== Provided records ==

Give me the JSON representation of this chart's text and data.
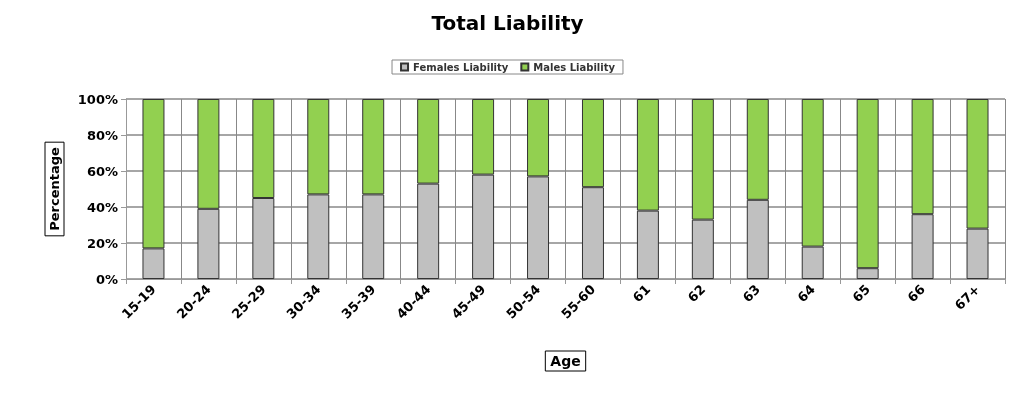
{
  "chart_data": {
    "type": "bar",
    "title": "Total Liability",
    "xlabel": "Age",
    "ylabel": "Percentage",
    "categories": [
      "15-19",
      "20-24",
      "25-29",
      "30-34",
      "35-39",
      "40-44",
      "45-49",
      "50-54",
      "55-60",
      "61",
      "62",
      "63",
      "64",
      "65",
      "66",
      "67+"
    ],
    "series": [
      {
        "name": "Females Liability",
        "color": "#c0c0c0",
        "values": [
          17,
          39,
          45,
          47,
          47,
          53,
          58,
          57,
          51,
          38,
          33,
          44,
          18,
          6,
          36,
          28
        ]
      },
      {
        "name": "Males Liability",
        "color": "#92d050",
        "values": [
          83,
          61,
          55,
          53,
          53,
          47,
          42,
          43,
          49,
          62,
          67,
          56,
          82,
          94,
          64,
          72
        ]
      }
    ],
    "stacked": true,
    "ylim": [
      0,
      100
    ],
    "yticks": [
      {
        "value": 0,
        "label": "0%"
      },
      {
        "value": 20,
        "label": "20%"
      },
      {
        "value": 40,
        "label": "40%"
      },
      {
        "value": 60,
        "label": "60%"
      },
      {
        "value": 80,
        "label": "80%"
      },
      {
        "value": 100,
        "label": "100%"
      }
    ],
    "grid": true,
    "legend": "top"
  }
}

===

Goal: From start to finish, output the listing exactly, but omit its pictures.

Finished answer:
Give me the JSON representation of this chart's text and data.
{
  "chart_data": {
    "type": "bar",
    "title": "Total Liability",
    "xlabel": "Age",
    "ylabel": "Percentage",
    "categories": [
      "15-19",
      "20-24",
      "25-29",
      "30-34",
      "35-39",
      "40-44",
      "45-49",
      "50-54",
      "55-60",
      "61",
      "62",
      "63",
      "64",
      "65",
      "66",
      "67+"
    ],
    "series": [
      {
        "name": "Females Liability",
        "color": "#c0c0c0",
        "values": [
          17,
          39,
          45,
          47,
          47,
          53,
          58,
          57,
          51,
          38,
          33,
          44,
          18,
          6,
          36,
          28
        ]
      },
      {
        "name": "Males Liability",
        "color": "#92d050",
        "values": [
          83,
          61,
          55,
          53,
          53,
          47,
          42,
          43,
          49,
          62,
          67,
          56,
          82,
          94,
          64,
          72
        ]
      }
    ],
    "stacked": true,
    "ylim": [
      0,
      100
    ],
    "yticks": [
      {
        "value": 0,
        "label": "0%"
      },
      {
        "value": 20,
        "label": "20%"
      },
      {
        "value": 40,
        "label": "40%"
      },
      {
        "value": 60,
        "label": "60%"
      },
      {
        "value": 80,
        "label": "80%"
      },
      {
        "value": 100,
        "label": "100%"
      }
    ],
    "grid": true,
    "legend": "top"
  }
}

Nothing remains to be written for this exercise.